Part of a data file
%%
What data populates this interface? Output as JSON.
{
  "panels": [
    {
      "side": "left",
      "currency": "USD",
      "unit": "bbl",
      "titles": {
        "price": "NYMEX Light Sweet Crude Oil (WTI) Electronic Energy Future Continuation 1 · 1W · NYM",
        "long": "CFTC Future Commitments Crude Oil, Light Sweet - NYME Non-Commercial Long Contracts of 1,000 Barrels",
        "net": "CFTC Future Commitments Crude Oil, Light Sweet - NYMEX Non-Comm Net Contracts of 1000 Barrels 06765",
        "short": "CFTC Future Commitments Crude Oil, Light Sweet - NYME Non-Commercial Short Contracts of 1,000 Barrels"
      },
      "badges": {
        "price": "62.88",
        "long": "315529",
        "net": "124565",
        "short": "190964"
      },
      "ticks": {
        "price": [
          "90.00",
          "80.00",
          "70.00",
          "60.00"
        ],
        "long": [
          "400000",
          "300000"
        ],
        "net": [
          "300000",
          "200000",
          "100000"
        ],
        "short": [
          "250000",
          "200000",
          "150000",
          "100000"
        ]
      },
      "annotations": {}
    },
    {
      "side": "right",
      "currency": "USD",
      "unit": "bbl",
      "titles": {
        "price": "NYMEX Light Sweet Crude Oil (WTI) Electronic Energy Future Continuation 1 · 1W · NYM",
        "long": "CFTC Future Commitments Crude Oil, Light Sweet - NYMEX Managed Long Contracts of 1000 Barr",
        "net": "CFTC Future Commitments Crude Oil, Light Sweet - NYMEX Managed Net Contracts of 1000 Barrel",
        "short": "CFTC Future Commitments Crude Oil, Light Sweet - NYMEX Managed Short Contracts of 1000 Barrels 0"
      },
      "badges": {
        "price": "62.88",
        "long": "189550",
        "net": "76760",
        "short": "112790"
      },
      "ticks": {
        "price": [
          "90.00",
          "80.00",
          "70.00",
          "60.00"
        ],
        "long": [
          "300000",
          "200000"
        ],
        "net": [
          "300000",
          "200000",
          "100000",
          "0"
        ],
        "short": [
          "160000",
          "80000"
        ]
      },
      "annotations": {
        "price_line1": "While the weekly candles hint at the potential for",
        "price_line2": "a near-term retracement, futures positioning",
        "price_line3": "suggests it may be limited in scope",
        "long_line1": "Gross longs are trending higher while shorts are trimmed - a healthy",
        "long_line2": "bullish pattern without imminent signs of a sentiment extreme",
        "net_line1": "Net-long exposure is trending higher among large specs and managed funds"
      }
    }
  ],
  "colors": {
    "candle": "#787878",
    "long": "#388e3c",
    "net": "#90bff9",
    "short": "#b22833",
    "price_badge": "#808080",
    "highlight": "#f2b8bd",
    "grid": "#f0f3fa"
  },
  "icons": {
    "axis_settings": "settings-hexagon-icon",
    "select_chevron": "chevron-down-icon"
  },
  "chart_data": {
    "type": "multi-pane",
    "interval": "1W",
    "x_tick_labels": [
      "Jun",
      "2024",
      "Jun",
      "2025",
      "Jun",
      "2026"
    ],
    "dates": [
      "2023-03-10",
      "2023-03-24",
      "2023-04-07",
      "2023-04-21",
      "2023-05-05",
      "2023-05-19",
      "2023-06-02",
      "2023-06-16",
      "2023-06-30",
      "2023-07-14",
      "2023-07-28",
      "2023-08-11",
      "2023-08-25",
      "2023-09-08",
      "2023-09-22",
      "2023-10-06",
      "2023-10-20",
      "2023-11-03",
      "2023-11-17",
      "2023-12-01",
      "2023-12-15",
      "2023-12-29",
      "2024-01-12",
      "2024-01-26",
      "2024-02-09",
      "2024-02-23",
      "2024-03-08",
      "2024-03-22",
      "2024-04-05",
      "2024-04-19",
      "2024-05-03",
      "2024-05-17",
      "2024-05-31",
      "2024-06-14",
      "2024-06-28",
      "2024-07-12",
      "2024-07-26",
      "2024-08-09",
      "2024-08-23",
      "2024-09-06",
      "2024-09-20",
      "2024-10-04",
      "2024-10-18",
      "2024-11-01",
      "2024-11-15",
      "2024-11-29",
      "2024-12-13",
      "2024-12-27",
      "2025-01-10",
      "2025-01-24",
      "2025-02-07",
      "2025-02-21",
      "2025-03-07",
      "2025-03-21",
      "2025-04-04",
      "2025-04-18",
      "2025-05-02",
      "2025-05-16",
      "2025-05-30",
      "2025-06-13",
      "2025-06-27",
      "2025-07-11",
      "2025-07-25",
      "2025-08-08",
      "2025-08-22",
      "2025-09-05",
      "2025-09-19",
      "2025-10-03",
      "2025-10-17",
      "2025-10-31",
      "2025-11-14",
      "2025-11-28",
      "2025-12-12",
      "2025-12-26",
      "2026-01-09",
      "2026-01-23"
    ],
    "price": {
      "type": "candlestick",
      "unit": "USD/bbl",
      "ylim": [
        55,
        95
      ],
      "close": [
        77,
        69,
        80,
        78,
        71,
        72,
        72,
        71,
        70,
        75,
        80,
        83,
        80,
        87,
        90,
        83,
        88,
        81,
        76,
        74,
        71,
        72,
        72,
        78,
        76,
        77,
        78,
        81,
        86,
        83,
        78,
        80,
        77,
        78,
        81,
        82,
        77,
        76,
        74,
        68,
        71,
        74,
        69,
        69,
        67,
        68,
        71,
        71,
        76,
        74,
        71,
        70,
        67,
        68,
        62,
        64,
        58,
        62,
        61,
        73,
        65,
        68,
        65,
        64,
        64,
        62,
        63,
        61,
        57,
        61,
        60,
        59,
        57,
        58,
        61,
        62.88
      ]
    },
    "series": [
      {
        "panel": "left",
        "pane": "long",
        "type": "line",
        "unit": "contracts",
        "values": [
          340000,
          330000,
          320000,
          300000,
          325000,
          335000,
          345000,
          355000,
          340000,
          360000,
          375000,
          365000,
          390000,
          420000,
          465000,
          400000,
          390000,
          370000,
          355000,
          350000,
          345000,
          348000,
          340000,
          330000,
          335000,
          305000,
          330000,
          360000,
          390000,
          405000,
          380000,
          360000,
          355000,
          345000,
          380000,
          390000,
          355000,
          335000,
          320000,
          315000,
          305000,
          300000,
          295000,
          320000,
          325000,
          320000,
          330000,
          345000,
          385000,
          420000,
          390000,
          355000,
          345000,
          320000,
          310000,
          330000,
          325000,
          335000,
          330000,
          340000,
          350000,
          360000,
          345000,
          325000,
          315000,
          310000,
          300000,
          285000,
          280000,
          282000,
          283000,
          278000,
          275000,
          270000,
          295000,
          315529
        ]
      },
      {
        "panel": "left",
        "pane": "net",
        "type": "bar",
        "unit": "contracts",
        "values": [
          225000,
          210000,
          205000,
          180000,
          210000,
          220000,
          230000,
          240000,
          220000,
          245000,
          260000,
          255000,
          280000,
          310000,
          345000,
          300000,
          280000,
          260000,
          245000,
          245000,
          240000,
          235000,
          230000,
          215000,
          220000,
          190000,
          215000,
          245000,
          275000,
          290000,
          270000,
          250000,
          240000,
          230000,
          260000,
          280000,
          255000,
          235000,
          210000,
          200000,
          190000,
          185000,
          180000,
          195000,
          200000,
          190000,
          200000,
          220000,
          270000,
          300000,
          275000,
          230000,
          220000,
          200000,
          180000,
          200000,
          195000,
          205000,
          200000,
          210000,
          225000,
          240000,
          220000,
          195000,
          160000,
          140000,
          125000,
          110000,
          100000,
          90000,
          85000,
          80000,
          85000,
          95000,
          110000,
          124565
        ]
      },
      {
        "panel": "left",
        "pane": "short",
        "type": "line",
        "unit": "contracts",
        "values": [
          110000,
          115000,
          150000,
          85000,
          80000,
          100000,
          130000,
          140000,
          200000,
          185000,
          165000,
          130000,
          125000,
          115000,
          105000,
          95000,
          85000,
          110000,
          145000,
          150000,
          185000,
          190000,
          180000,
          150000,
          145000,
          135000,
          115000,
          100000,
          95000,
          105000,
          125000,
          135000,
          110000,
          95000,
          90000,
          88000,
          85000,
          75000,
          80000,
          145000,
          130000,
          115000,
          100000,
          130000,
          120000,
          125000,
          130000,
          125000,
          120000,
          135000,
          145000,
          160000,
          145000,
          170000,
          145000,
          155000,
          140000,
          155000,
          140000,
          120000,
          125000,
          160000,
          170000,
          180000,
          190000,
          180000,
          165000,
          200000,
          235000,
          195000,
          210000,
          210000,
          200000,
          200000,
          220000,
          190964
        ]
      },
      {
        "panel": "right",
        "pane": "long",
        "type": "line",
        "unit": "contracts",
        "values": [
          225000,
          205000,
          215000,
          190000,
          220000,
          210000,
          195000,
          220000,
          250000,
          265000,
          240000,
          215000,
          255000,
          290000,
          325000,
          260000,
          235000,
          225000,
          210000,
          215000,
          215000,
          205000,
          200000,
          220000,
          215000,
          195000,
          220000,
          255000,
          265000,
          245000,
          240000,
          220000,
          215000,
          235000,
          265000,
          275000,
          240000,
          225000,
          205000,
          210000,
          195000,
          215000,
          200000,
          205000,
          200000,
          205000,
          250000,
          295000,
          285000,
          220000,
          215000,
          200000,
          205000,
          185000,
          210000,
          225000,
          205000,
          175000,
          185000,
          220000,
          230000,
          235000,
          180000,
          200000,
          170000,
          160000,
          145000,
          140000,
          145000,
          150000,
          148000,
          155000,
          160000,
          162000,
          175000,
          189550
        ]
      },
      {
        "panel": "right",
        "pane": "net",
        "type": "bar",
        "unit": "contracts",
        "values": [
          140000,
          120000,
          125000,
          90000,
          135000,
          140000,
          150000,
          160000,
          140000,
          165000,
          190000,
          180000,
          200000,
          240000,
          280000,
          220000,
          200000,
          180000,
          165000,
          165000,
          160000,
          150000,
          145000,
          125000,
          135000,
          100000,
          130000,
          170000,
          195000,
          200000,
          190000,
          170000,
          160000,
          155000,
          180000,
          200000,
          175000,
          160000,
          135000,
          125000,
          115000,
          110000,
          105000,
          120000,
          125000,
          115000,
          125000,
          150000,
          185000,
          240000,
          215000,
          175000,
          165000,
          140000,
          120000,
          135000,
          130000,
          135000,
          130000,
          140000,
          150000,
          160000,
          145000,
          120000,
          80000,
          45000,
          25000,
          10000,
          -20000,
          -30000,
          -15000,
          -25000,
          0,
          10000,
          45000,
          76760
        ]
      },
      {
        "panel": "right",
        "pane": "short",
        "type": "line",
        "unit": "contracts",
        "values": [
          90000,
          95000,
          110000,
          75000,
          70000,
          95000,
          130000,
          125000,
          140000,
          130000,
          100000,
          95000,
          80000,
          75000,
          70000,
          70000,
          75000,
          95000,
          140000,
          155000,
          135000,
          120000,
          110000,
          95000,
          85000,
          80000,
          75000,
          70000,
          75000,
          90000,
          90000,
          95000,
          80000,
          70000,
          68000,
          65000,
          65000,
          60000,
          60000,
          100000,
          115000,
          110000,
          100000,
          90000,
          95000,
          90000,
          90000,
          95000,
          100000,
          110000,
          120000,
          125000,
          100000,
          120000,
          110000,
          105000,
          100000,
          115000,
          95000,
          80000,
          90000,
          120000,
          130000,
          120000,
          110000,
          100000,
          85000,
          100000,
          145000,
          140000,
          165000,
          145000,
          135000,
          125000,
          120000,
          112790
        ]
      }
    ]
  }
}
%%
> _Exercise_
Which lines hold the string "CFTC"? Copy all of them from the data above.

> _Answer to the problem_
        "long": "CFTC Future Commitments Crude Oil, Light Sweet - NYME Non-Commercial Long Contracts of 1,000 Barrels",
        "net": "CFTC Future Commitments Crude Oil, Light Sweet - NYMEX Non-Comm Net Contracts of 1000 Barrels 06765",
        "short": "CFTC Future Commitments Crude Oil, Light Sweet - NYME Non-Commercial Short Contracts of 1,000 Barrels"
        "long": "CFTC Future Commitments Crude Oil, Light Sweet - NYMEX Managed Long Contracts of 1000 Barr",
        "net": "CFTC Future Commitments Crude Oil, Light Sweet - NYMEX Managed Net Contracts of 1000 Barrel",
        "short": "CFTC Future Commitments Crude Oil, Light Sweet - NYMEX Managed Short Contracts of 1000 Barrels 0"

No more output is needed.